#### Direction:
Every record below should be transcribed exactly. Omit the images.
====== Source records
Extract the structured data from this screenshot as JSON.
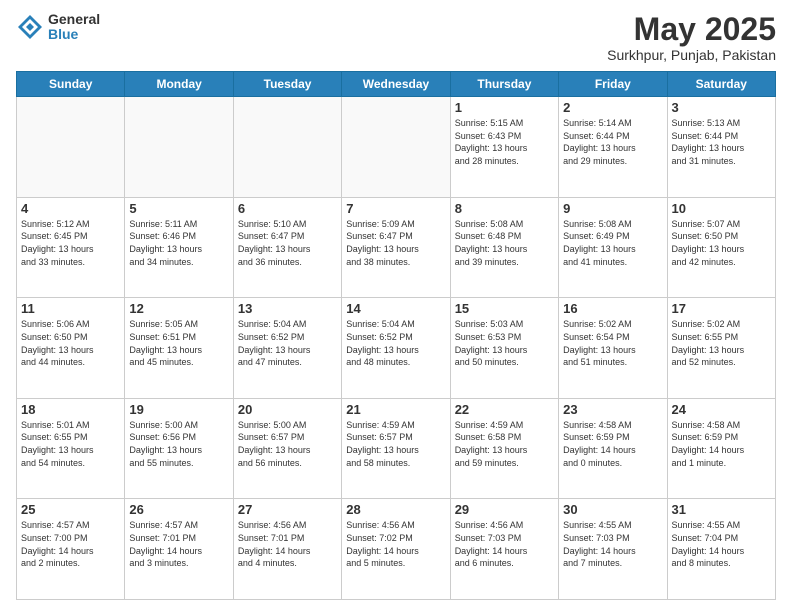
{
  "logo": {
    "general": "General",
    "blue": "Blue"
  },
  "header": {
    "month": "May 2025",
    "location": "Surkhpur, Punjab, Pakistan"
  },
  "days_of_week": [
    "Sunday",
    "Monday",
    "Tuesday",
    "Wednesday",
    "Thursday",
    "Friday",
    "Saturday"
  ],
  "weeks": [
    [
      {
        "day": "",
        "info": ""
      },
      {
        "day": "",
        "info": ""
      },
      {
        "day": "",
        "info": ""
      },
      {
        "day": "",
        "info": ""
      },
      {
        "day": "1",
        "info": "Sunrise: 5:15 AM\nSunset: 6:43 PM\nDaylight: 13 hours\nand 28 minutes."
      },
      {
        "day": "2",
        "info": "Sunrise: 5:14 AM\nSunset: 6:44 PM\nDaylight: 13 hours\nand 29 minutes."
      },
      {
        "day": "3",
        "info": "Sunrise: 5:13 AM\nSunset: 6:44 PM\nDaylight: 13 hours\nand 31 minutes."
      }
    ],
    [
      {
        "day": "4",
        "info": "Sunrise: 5:12 AM\nSunset: 6:45 PM\nDaylight: 13 hours\nand 33 minutes."
      },
      {
        "day": "5",
        "info": "Sunrise: 5:11 AM\nSunset: 6:46 PM\nDaylight: 13 hours\nand 34 minutes."
      },
      {
        "day": "6",
        "info": "Sunrise: 5:10 AM\nSunset: 6:47 PM\nDaylight: 13 hours\nand 36 minutes."
      },
      {
        "day": "7",
        "info": "Sunrise: 5:09 AM\nSunset: 6:47 PM\nDaylight: 13 hours\nand 38 minutes."
      },
      {
        "day": "8",
        "info": "Sunrise: 5:08 AM\nSunset: 6:48 PM\nDaylight: 13 hours\nand 39 minutes."
      },
      {
        "day": "9",
        "info": "Sunrise: 5:08 AM\nSunset: 6:49 PM\nDaylight: 13 hours\nand 41 minutes."
      },
      {
        "day": "10",
        "info": "Sunrise: 5:07 AM\nSunset: 6:50 PM\nDaylight: 13 hours\nand 42 minutes."
      }
    ],
    [
      {
        "day": "11",
        "info": "Sunrise: 5:06 AM\nSunset: 6:50 PM\nDaylight: 13 hours\nand 44 minutes."
      },
      {
        "day": "12",
        "info": "Sunrise: 5:05 AM\nSunset: 6:51 PM\nDaylight: 13 hours\nand 45 minutes."
      },
      {
        "day": "13",
        "info": "Sunrise: 5:04 AM\nSunset: 6:52 PM\nDaylight: 13 hours\nand 47 minutes."
      },
      {
        "day": "14",
        "info": "Sunrise: 5:04 AM\nSunset: 6:52 PM\nDaylight: 13 hours\nand 48 minutes."
      },
      {
        "day": "15",
        "info": "Sunrise: 5:03 AM\nSunset: 6:53 PM\nDaylight: 13 hours\nand 50 minutes."
      },
      {
        "day": "16",
        "info": "Sunrise: 5:02 AM\nSunset: 6:54 PM\nDaylight: 13 hours\nand 51 minutes."
      },
      {
        "day": "17",
        "info": "Sunrise: 5:02 AM\nSunset: 6:55 PM\nDaylight: 13 hours\nand 52 minutes."
      }
    ],
    [
      {
        "day": "18",
        "info": "Sunrise: 5:01 AM\nSunset: 6:55 PM\nDaylight: 13 hours\nand 54 minutes."
      },
      {
        "day": "19",
        "info": "Sunrise: 5:00 AM\nSunset: 6:56 PM\nDaylight: 13 hours\nand 55 minutes."
      },
      {
        "day": "20",
        "info": "Sunrise: 5:00 AM\nSunset: 6:57 PM\nDaylight: 13 hours\nand 56 minutes."
      },
      {
        "day": "21",
        "info": "Sunrise: 4:59 AM\nSunset: 6:57 PM\nDaylight: 13 hours\nand 58 minutes."
      },
      {
        "day": "22",
        "info": "Sunrise: 4:59 AM\nSunset: 6:58 PM\nDaylight: 13 hours\nand 59 minutes."
      },
      {
        "day": "23",
        "info": "Sunrise: 4:58 AM\nSunset: 6:59 PM\nDaylight: 14 hours\nand 0 minutes."
      },
      {
        "day": "24",
        "info": "Sunrise: 4:58 AM\nSunset: 6:59 PM\nDaylight: 14 hours\nand 1 minute."
      }
    ],
    [
      {
        "day": "25",
        "info": "Sunrise: 4:57 AM\nSunset: 7:00 PM\nDaylight: 14 hours\nand 2 minutes."
      },
      {
        "day": "26",
        "info": "Sunrise: 4:57 AM\nSunset: 7:01 PM\nDaylight: 14 hours\nand 3 minutes."
      },
      {
        "day": "27",
        "info": "Sunrise: 4:56 AM\nSunset: 7:01 PM\nDaylight: 14 hours\nand 4 minutes."
      },
      {
        "day": "28",
        "info": "Sunrise: 4:56 AM\nSunset: 7:02 PM\nDaylight: 14 hours\nand 5 minutes."
      },
      {
        "day": "29",
        "info": "Sunrise: 4:56 AM\nSunset: 7:03 PM\nDaylight: 14 hours\nand 6 minutes."
      },
      {
        "day": "30",
        "info": "Sunrise: 4:55 AM\nSunset: 7:03 PM\nDaylight: 14 hours\nand 7 minutes."
      },
      {
        "day": "31",
        "info": "Sunrise: 4:55 AM\nSunset: 7:04 PM\nDaylight: 14 hours\nand 8 minutes."
      }
    ]
  ]
}
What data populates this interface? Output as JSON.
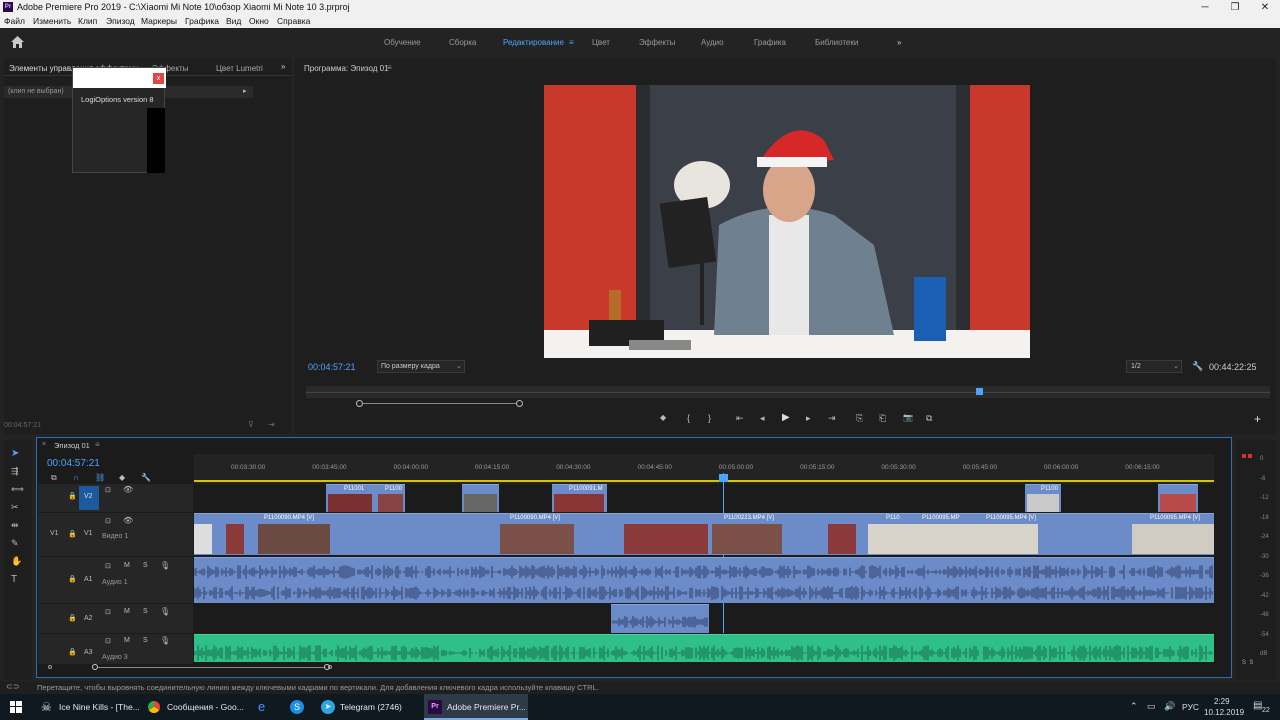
============
#### Full response:
Extract the structured data from this screenshot as JSON.
{
  "logo": {
    "general": "General",
    "blue": "Blue"
  },
  "header": {
    "month": "May 2025",
    "location": "Surkhpur, Punjab, Pakistan"
  },
  "days_of_week": [
    "Sunday",
    "Monday",
    "Tuesday",
    "Wednesday",
    "Thursday",
    "Friday",
    "Saturday"
  ],
  "weeks": [
    [
      {
        "day": "",
        "info": ""
      },
      {
        "day": "",
        "info": ""
      },
      {
        "day": "",
        "info": ""
      },
      {
        "day": "",
        "info": ""
      },
      {
        "day": "1",
        "info": "Sunrise: 5:15 AM\nSunset: 6:43 PM\nDaylight: 13 hours\nand 28 minutes."
      },
      {
        "day": "2",
        "info": "Sunrise: 5:14 AM\nSunset: 6:44 PM\nDaylight: 13 hours\nand 29 minutes."
      },
      {
        "day": "3",
        "info": "Sunrise: 5:13 AM\nSunset: 6:44 PM\nDaylight: 13 hours\nand 31 minutes."
      }
    ],
    [
      {
        "day": "4",
        "info": "Sunrise: 5:12 AM\nSunset: 6:45 PM\nDaylight: 13 hours\nand 33 minutes."
      },
      {
        "day": "5",
        "info": "Sunrise: 5:11 AM\nSunset: 6:46 PM\nDaylight: 13 hours\nand 34 minutes."
      },
      {
        "day": "6",
        "info": "Sunrise: 5:10 AM\nSunset: 6:47 PM\nDaylight: 13 hours\nand 36 minutes."
      },
      {
        "day": "7",
        "info": "Sunrise: 5:09 AM\nSunset: 6:47 PM\nDaylight: 13 hours\nand 38 minutes."
      },
      {
        "day": "8",
        "info": "Sunrise: 5:08 AM\nSunset: 6:48 PM\nDaylight: 13 hours\nand 39 minutes."
      },
      {
        "day": "9",
        "info": "Sunrise: 5:08 AM\nSunset: 6:49 PM\nDaylight: 13 hours\nand 41 minutes."
      },
      {
        "day": "10",
        "info": "Sunrise: 5:07 AM\nSunset: 6:50 PM\nDaylight: 13 hours\nand 42 minutes."
      }
    ],
    [
      {
        "day": "11",
        "info": "Sunrise: 5:06 AM\nSunset: 6:50 PM\nDaylight: 13 hours\nand 44 minutes."
      },
      {
        "day": "12",
        "info": "Sunrise: 5:05 AM\nSunset: 6:51 PM\nDaylight: 13 hours\nand 45 minutes."
      },
      {
        "day": "13",
        "info": "Sunrise: 5:04 AM\nSunset: 6:52 PM\nDaylight: 13 hours\nand 47 minutes."
      },
      {
        "day": "14",
        "info": "Sunrise: 5:04 AM\nSunset: 6:52 PM\nDaylight: 13 hours\nand 48 minutes."
      },
      {
        "day": "15",
        "info": "Sunrise: 5:03 AM\nSunset: 6:53 PM\nDaylight: 13 hours\nand 50 minutes."
      },
      {
        "day": "16",
        "info": "Sunrise: 5:02 AM\nSunset: 6:54 PM\nDaylight: 13 hours\nand 51 minutes."
      },
      {
        "day": "17",
        "info": "Sunrise: 5:02 AM\nSunset: 6:55 PM\nDaylight: 13 hours\nand 52 minutes."
      }
    ],
    [
      {
        "day": "18",
        "info": "Sunrise: 5:01 AM\nSunset: 6:55 PM\nDaylight: 13 hours\nand 54 minutes."
      },
      {
        "day": "19",
        "info": "Sunrise: 5:00 AM\nSunset: 6:56 PM\nDaylight: 13 hours\nand 55 minutes."
      },
      {
        "day": "20",
        "info": "Sunrise: 5:00 AM\nSunset: 6:57 PM\nDaylight: 13 hours\nand 56 minutes."
      },
      {
        "day": "21",
        "info": "Sunrise: 4:59 AM\nSunset: 6:57 PM\nDaylight: 13 hours\nand 58 minutes."
      },
      {
        "day": "22",
        "info": "Sunrise: 4:59 AM\nSunset: 6:58 PM\nDaylight: 13 hours\nand 59 minutes."
      },
      {
        "day": "23",
        "info": "Sunrise: 4:58 AM\nSunset: 6:59 PM\nDaylight: 14 hours\nand 0 minutes."
      },
      {
        "day": "24",
        "info": "Sunrise: 4:58 AM\nSunset: 6:59 PM\nDaylight: 14 hours\nand 1 minute."
      }
    ],
    [
      {
        "day": "25",
        "info": "Sunrise: 4:57 AM\nSunset: 7:00 PM\nDaylight: 14 hours\nand 2 minutes."
      },
      {
        "day": "26",
        "info": "Sunrise: 4:57 AM\nSunset: 7:01 PM\nDaylight: 14 hours\nand 3 minutes."
      },
      {
        "day": "27",
        "info": "Sunrise: 4:56 AM\nSunset: 7:01 PM\nDaylight: 14 hours\nand 4 minutes."
      },
      {
        "day": "28",
        "info": "Sunrise: 4:56 AM\nSunset: 7:02 PM\nDaylight: 14 hours\nand 5 minutes."
      },
      {
        "day": "29",
        "info": "Sunrise: 4:56 AM\nSunset: 7:03 PM\nDaylight: 14 hours\nand 6 minutes."
      },
      {
        "day": "30",
        "info": "Sunrise: 4:55 AM\nSunset: 7:03 PM\nDaylight: 14 hours\nand 7 minutes."
      },
      {
        "day": "31",
        "info": "Sunrise: 4:55 AM\nSunset: 7:04 PM\nDaylight: 14 hours\nand 8 minutes."
      }
    ]
  ]
}
What data populates this interface? Output as JSON.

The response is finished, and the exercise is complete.